### Task details
Restate the entries word for word, omitting nothing.
++++++
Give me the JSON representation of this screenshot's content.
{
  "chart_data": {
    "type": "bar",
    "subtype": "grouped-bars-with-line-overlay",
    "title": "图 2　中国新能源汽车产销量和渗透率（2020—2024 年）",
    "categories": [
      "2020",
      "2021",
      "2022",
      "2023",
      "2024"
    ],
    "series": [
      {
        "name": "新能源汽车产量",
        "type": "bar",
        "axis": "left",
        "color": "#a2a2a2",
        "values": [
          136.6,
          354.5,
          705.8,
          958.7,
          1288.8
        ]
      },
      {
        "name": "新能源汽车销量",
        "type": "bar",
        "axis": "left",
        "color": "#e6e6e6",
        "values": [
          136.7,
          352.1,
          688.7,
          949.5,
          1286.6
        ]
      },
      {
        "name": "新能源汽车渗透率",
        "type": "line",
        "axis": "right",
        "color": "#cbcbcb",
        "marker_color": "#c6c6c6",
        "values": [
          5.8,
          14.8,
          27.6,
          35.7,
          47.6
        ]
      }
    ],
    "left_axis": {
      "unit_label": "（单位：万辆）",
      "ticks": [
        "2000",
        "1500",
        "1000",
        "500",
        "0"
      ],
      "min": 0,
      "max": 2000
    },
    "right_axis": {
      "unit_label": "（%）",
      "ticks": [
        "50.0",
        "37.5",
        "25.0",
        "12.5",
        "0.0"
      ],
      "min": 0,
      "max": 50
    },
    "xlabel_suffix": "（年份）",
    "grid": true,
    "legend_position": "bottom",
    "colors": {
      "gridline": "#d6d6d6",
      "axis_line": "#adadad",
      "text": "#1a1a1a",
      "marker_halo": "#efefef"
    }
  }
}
++++++
### Solution
Give me the JSON representation of this screenshot's content.
{
  "chart_data": {
    "type": "bar",
    "subtype": "grouped-bars-with-line-overlay",
    "title": "图 2　中国新能源汽车产销量和渗透率（2020—2024 年）",
    "categories": [
      "2020",
      "2021",
      "2022",
      "2023",
      "2024"
    ],
    "series": [
      {
        "name": "新能源汽车产量",
        "type": "bar",
        "axis": "left",
        "color": "#a2a2a2",
        "values": [
          136.6,
          354.5,
          705.8,
          958.7,
          1288.8
        ]
      },
      {
        "name": "新能源汽车销量",
        "type": "bar",
        "axis": "left",
        "color": "#e6e6e6",
        "values": [
          136.7,
          352.1,
          688.7,
          949.5,
          1286.6
        ]
      },
      {
        "name": "新能源汽车渗透率",
        "type": "line",
        "axis": "right",
        "color": "#cbcbcb",
        "marker_color": "#c6c6c6",
        "values": [
          5.8,
          14.8,
          27.6,
          35.7,
          47.6
        ]
      }
    ],
    "left_axis": {
      "unit_label": "（单位：万辆）",
      "ticks": [
        "2000",
        "1500",
        "1000",
        "500",
        "0"
      ],
      "min": 0,
      "max": 2000
    },
    "right_axis": {
      "unit_label": "（%）",
      "ticks": [
        "50.0",
        "37.5",
        "25.0",
        "12.5",
        "0.0"
      ],
      "min": 0,
      "max": 50
    },
    "xlabel_suffix": "（年份）",
    "grid": true,
    "legend_position": "bottom",
    "colors": {
      "gridline": "#d6d6d6",
      "axis_line": "#adadad",
      "text": "#1a1a1a",
      "marker_halo": "#efefef"
    }
  }
}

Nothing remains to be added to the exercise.